Type out the records that follow, exactly as given.

═══ Data for this task

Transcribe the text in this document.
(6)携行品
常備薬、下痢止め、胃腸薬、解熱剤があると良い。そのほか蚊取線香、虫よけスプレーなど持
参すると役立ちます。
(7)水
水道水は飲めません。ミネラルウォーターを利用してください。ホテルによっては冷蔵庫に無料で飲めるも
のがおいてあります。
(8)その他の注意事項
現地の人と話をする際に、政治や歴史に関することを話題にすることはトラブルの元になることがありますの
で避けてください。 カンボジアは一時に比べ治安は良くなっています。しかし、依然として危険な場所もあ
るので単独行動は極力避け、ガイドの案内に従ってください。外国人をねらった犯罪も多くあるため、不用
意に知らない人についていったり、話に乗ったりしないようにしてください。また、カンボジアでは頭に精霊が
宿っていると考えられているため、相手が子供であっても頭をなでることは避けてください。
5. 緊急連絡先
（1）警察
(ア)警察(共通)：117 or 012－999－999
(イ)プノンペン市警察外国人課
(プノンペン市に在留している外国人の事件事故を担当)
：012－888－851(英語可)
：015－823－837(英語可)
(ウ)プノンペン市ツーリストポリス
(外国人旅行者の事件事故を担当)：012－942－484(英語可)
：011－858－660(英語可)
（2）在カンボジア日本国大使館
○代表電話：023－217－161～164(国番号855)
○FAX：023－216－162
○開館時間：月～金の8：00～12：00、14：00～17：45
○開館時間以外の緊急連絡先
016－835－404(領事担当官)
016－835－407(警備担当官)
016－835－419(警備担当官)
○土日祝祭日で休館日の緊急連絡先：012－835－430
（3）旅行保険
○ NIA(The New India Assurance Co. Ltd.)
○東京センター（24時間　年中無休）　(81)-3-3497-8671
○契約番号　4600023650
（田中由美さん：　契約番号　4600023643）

══════

Reply to the task ▸
Transcribe the text in this document.
(6)携行品
常備薬、下痢止め、胃腸薬、解熱剤があると良い。そのほか蚊取線香、虫よけスプレーなど持
参すると役立ちます。
(7)水
水道水は飲めません。ミネラルウォーターを利用してください。ホテルによっては冷蔵庫に無料で飲めるも
のがおいてあります。
(8)その他の注意事項
現地の人と話をする際に、政治や歴史に関することを話題にすることはトラブルの元になることがありますの
で避けてください。 カンボジアは一時に比べ治安は良くなっています。しかし、依然として危険な場所もあ
るので単独行動は極力避け、ガイドの案内に従ってください。外国人をねらった犯罪も多くあるため、不用
意に知らない人についていったり、話に乗ったりしないようにしてください。また、カンボジアでは頭に精霊が
宿っていると考えられているため、相手が子供であっても頭をなでることは避けてください。
5. 緊急連絡先
（1）警察
(ア)警察(共通)：117 or 012－999－999
(イ)プノンペン市警察外国人課
(プノンペン市に在留している外国人の事件事故を担当)
：012－888－851(英語可)
：015－823－837(英語可)
(ウ)プノンペン市ツーリストポリス
(外国人旅行者の事件事故を担当)：012－942－484(英語可)
：011－858－660(英語可)
（2）在カンボジア日本国大使館
○代表電話：023－217－161～164(国番号855)
○FAX：023－216－162
○開館時間：月～金の8：00～12：00、14：00～17：45
○開館時間以外の緊急連絡先
016－835－404(領事担当官)
016－835－407(警備担当官)
016－835－419(警備担当官)
○土日祝祭日で休館日の緊急連絡先：012－835－430
（3）旅行保険
○ NIA(The New India Assurance Co. Ltd.)
○東京センター（24時間　年中無休）　(81)-3-3497-8671
○契約番号　4600023650
（田中由美さん：　契約番号　4600023643）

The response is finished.